■ **PROBLEM**:
Tally how many lines hold the string "Convert". Your reply should be that number alone.

■ **EXTRACTED RECORDS**:
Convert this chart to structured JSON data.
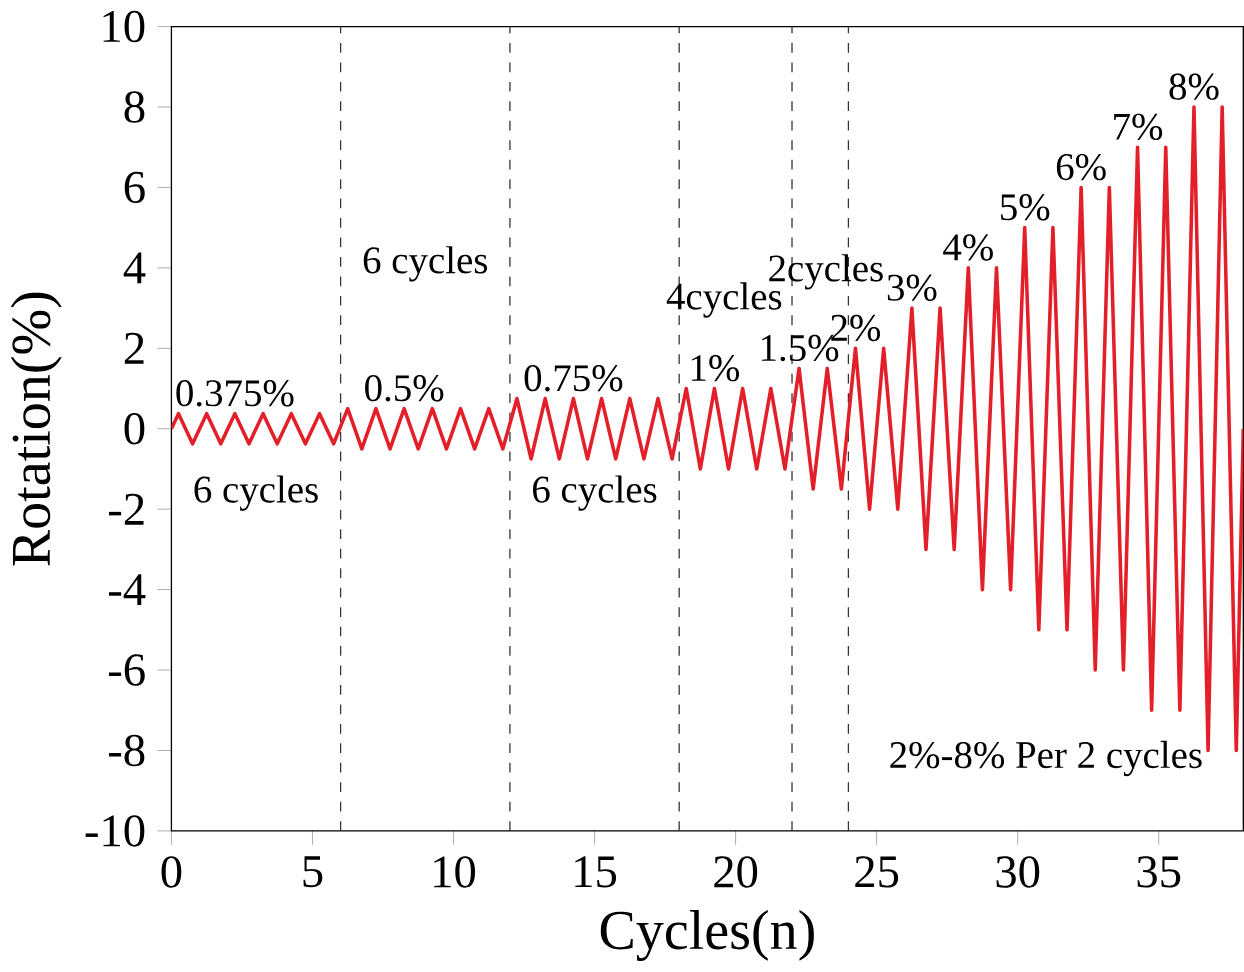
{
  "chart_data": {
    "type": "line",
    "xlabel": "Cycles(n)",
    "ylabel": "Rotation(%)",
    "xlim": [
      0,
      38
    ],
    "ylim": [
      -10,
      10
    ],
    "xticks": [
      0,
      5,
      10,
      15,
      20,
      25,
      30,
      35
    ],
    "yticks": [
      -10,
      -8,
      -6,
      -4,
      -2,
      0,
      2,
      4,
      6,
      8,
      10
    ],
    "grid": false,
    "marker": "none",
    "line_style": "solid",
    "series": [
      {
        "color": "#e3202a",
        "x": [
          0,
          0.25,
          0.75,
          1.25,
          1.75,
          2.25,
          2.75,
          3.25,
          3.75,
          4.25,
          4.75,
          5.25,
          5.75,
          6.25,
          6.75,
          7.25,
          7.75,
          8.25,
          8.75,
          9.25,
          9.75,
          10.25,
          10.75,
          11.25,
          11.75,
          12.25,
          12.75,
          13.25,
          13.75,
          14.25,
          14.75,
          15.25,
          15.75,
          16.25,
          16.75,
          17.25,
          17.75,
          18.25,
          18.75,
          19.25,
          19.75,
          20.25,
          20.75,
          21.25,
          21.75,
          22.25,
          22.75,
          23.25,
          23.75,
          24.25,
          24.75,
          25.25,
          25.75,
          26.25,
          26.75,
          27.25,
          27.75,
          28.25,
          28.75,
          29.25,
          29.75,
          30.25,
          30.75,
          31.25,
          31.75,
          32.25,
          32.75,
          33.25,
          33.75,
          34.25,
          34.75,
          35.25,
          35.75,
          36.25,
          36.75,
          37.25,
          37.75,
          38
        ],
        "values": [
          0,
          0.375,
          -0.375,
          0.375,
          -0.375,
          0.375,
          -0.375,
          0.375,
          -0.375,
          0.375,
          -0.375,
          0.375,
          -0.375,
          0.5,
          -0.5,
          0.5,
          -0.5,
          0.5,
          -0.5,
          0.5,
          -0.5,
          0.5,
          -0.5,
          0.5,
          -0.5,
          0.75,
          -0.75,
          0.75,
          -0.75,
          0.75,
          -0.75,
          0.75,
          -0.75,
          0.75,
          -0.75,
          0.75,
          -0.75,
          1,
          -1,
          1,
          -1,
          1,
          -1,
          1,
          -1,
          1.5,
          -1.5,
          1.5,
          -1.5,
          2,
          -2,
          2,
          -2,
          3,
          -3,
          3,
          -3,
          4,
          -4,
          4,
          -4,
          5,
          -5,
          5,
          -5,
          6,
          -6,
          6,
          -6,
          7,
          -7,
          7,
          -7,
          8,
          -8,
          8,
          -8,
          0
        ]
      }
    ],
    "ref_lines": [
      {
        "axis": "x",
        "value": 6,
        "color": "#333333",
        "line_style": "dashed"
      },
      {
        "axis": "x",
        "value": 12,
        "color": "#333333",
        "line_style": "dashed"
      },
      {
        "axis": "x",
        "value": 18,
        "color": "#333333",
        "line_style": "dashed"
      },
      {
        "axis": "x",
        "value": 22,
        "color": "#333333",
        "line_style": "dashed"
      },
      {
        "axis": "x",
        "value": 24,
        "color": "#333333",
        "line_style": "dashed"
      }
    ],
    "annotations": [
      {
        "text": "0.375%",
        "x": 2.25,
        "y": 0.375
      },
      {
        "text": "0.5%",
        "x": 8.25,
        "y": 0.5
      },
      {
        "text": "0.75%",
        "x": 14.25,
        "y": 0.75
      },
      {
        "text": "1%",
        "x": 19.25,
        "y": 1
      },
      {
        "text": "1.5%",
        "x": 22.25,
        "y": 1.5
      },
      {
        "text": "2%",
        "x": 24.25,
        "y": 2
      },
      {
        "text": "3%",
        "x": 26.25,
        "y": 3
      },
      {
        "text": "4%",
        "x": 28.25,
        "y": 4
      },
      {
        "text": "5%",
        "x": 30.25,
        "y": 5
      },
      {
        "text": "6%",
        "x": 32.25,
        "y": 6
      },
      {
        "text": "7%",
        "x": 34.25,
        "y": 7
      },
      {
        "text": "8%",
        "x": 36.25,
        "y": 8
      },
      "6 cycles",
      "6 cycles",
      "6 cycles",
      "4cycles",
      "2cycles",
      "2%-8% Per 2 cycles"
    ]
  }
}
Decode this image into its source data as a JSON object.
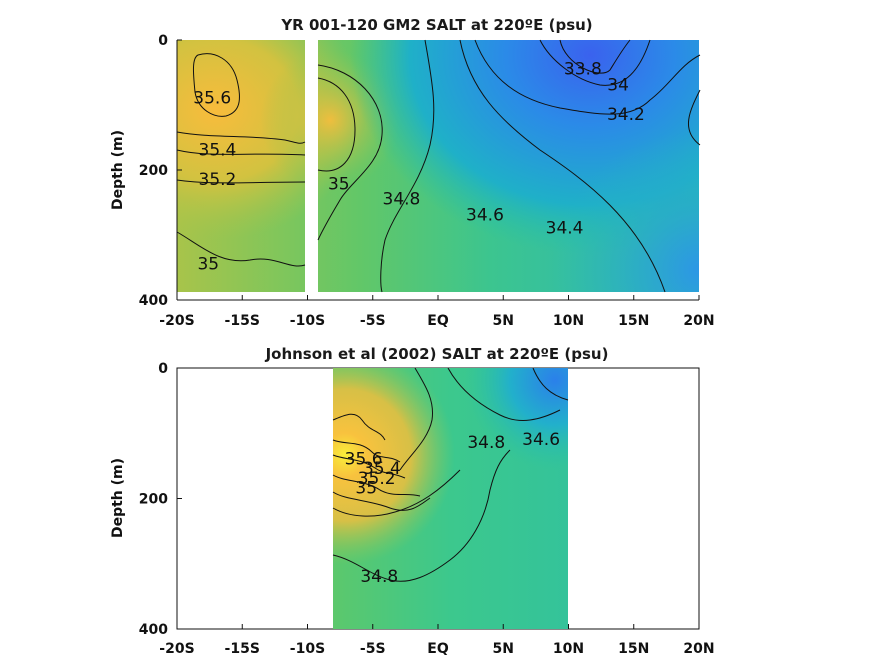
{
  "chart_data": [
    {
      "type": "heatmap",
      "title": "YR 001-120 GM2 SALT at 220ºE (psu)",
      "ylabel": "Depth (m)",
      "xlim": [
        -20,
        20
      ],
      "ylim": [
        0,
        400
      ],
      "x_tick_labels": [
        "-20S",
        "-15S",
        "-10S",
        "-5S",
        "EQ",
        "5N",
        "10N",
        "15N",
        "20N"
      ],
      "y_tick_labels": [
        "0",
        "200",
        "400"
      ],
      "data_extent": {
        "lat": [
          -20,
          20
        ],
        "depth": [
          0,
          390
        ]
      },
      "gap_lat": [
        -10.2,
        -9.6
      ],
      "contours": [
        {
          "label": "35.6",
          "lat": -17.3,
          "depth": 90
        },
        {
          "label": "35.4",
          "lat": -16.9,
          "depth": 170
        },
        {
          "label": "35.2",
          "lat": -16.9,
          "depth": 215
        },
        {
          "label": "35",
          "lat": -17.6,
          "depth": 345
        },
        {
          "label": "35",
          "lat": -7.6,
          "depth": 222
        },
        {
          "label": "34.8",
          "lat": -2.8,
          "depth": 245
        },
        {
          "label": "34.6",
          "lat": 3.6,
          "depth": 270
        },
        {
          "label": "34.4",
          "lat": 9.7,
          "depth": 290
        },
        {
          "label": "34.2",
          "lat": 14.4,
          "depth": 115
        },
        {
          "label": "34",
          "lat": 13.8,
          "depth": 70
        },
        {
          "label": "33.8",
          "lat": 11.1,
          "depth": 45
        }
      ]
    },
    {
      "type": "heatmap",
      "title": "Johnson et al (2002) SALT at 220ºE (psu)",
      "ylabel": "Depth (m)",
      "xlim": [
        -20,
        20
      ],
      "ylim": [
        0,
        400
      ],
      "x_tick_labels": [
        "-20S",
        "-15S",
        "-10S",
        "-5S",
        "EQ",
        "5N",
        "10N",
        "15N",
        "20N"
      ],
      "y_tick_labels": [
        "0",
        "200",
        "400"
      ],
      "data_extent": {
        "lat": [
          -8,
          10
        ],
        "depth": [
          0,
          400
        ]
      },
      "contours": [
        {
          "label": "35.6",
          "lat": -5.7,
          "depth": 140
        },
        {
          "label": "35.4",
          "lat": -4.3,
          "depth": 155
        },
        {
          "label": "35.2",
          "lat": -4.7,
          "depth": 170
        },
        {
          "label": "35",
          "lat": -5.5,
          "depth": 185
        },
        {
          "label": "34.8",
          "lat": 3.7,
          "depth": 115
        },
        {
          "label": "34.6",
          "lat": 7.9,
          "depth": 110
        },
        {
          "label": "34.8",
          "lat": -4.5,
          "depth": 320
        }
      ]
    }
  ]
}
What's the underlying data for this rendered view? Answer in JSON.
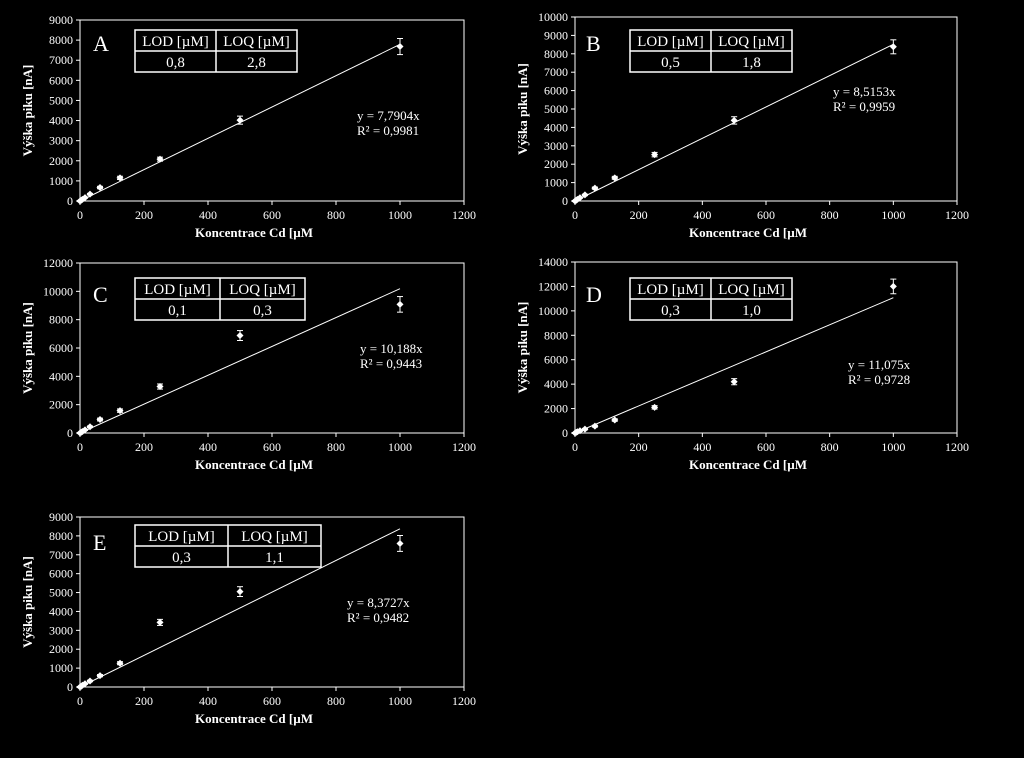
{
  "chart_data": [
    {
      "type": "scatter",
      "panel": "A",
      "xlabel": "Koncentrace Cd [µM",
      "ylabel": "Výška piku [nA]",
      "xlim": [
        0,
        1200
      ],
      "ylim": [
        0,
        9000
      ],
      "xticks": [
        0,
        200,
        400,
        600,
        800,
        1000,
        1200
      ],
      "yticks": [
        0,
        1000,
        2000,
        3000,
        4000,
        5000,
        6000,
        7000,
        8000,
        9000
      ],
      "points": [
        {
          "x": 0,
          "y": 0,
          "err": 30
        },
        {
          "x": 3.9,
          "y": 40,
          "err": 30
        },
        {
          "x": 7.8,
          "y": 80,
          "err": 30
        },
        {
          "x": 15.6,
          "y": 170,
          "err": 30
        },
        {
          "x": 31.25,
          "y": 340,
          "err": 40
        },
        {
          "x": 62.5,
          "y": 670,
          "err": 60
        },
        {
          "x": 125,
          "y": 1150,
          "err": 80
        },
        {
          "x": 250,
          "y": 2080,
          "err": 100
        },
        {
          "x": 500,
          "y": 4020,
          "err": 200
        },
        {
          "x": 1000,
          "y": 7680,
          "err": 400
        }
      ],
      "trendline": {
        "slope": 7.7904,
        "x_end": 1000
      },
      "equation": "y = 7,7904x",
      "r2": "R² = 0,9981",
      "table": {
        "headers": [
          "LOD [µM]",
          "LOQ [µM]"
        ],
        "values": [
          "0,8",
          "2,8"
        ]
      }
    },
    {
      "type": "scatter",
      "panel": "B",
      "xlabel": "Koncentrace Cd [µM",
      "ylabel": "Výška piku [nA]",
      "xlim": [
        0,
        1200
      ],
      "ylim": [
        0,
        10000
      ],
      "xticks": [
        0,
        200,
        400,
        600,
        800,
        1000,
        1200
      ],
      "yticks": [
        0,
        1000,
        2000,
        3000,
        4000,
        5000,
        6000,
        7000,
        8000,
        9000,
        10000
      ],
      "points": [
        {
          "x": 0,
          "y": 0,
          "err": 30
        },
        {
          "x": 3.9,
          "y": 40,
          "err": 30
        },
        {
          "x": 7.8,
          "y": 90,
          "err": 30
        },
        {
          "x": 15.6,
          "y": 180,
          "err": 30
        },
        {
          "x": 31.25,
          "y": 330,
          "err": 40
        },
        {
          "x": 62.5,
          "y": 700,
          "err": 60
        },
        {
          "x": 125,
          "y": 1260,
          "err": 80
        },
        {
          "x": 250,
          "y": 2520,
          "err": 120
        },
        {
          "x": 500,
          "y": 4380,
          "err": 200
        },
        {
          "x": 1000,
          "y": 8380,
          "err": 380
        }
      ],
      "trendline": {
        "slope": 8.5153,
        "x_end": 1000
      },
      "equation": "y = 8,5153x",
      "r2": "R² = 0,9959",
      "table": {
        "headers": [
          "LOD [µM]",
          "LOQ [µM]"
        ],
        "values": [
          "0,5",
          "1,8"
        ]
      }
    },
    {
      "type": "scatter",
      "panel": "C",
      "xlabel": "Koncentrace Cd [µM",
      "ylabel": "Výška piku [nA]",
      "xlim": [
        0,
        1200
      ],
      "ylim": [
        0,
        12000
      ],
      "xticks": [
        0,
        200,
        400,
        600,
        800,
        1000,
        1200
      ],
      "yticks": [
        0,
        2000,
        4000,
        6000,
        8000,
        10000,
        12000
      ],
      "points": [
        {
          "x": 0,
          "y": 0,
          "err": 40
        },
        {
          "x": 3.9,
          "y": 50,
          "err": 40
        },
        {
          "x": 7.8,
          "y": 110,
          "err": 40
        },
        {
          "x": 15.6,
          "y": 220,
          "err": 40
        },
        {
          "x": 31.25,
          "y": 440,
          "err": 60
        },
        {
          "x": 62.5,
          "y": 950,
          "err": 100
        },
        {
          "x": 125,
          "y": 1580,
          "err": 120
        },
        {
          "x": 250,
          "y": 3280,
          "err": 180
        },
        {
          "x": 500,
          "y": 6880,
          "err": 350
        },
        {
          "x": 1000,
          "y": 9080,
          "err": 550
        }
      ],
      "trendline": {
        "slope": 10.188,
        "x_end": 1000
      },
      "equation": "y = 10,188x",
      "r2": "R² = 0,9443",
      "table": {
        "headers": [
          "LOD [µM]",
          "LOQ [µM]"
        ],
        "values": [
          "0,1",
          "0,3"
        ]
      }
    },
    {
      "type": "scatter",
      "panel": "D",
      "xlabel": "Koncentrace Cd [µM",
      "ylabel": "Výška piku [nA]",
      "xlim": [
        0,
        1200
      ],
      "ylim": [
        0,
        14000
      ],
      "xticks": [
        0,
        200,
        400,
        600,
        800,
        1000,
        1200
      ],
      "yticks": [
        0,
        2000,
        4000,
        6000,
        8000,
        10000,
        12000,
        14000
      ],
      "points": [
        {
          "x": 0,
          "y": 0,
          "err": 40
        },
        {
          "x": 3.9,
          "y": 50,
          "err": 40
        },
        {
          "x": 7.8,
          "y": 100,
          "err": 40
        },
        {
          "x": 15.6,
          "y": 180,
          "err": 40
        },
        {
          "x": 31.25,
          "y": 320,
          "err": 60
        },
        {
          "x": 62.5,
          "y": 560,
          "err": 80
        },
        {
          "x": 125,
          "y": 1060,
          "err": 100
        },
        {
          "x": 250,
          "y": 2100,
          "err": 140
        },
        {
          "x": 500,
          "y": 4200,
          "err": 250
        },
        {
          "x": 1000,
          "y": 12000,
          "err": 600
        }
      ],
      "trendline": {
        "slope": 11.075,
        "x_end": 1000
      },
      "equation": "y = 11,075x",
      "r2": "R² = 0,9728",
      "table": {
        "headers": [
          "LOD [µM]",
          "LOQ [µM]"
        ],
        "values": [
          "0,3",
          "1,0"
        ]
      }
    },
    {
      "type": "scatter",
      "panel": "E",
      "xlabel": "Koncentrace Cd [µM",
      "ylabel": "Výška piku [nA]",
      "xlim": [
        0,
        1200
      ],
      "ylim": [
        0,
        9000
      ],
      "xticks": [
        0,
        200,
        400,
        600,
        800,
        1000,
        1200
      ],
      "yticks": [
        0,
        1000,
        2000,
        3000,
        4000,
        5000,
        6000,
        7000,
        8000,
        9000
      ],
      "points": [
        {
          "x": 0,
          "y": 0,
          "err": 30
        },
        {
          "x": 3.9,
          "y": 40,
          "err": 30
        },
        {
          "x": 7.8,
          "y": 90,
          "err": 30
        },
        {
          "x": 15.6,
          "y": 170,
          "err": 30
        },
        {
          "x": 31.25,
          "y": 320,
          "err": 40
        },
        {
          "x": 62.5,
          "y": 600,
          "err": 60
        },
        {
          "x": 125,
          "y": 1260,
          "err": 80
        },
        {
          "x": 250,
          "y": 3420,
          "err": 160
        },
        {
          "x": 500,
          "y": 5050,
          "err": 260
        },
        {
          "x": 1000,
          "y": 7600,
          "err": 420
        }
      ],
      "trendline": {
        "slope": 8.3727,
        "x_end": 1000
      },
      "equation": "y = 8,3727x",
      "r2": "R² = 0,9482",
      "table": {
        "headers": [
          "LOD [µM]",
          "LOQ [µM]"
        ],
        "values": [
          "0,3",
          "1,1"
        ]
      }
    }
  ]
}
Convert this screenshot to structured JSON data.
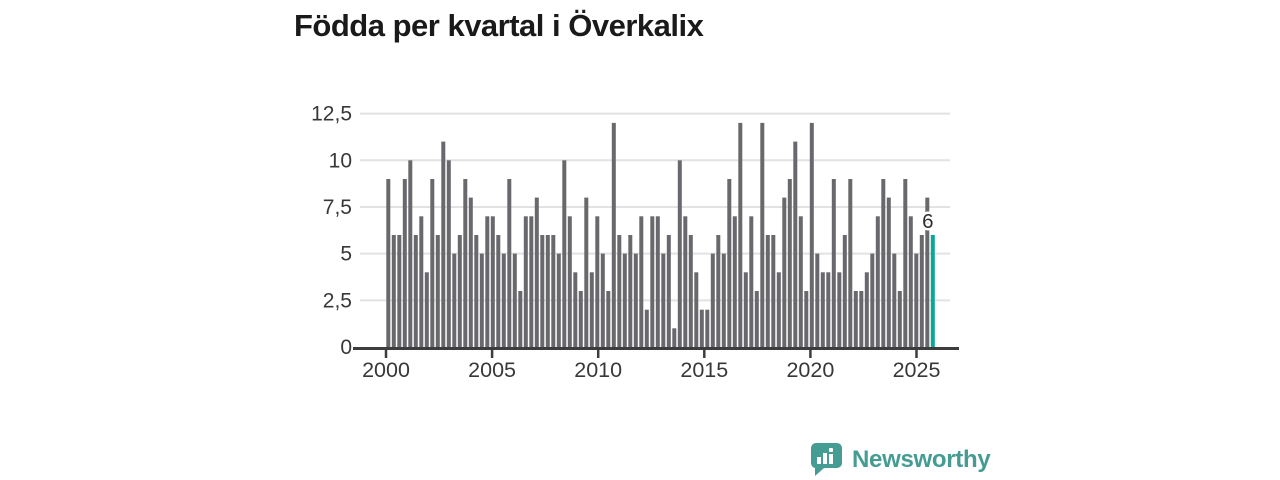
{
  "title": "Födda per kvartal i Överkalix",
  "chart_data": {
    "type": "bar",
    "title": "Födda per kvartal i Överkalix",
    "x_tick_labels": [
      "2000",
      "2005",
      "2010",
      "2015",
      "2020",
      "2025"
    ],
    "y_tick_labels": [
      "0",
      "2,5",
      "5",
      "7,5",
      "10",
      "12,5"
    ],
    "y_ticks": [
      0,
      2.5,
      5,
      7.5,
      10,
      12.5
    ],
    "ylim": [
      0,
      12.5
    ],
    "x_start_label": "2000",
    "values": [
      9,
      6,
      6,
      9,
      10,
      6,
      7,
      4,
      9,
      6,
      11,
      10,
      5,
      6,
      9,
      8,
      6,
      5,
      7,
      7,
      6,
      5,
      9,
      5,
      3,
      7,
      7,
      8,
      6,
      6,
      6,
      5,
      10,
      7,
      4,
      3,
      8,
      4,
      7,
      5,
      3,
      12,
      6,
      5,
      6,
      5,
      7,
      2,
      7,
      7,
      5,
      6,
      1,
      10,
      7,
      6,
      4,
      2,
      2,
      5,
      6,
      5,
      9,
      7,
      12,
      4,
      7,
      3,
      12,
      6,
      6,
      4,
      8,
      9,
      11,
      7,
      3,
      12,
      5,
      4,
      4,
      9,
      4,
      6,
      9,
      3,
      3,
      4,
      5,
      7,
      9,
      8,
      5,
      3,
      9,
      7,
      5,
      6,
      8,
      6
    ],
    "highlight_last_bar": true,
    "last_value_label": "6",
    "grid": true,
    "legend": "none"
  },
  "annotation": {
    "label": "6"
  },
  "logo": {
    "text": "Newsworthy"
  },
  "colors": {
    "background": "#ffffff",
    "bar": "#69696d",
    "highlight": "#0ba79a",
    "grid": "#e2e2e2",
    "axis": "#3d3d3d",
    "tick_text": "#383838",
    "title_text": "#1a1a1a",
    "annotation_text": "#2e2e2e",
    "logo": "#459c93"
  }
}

■ **WRITTEN REPLY**:
2